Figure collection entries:
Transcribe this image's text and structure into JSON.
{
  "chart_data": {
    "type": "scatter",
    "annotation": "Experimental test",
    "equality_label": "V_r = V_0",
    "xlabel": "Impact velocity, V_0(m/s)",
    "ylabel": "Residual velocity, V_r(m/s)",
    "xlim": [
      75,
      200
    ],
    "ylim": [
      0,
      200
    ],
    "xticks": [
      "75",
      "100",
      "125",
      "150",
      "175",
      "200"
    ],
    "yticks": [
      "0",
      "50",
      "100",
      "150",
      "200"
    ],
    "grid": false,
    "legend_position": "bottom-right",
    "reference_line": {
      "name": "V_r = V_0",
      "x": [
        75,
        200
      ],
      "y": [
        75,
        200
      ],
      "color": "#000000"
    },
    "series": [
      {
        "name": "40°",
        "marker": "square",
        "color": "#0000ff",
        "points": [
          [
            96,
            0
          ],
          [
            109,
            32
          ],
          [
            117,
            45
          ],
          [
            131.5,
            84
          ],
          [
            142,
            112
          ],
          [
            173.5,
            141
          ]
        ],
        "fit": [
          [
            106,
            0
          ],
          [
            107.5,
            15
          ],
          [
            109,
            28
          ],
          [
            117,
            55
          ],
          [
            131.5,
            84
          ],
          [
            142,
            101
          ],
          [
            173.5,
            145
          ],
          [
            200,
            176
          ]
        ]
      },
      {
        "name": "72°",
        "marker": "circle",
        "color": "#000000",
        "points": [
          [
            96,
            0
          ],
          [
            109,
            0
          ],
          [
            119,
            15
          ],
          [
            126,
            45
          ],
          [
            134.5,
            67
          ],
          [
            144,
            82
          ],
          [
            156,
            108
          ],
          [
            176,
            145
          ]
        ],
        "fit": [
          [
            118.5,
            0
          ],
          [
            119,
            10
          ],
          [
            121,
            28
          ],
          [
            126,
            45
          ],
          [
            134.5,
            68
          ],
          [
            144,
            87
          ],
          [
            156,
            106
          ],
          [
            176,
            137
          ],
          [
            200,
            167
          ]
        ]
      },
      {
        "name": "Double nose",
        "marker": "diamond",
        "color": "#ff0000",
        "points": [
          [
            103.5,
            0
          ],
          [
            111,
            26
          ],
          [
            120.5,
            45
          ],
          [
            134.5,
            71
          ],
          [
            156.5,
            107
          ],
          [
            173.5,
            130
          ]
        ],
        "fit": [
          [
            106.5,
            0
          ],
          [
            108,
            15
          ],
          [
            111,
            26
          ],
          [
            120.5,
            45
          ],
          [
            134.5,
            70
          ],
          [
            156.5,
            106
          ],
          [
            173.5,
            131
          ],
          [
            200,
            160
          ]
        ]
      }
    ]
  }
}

* Request *
Pull every line containing "name" from the material above.

* The reply *
      "name": "V_r = V_0",
        "name": "40°",
        "name": "72°",
        "name": "Double nose",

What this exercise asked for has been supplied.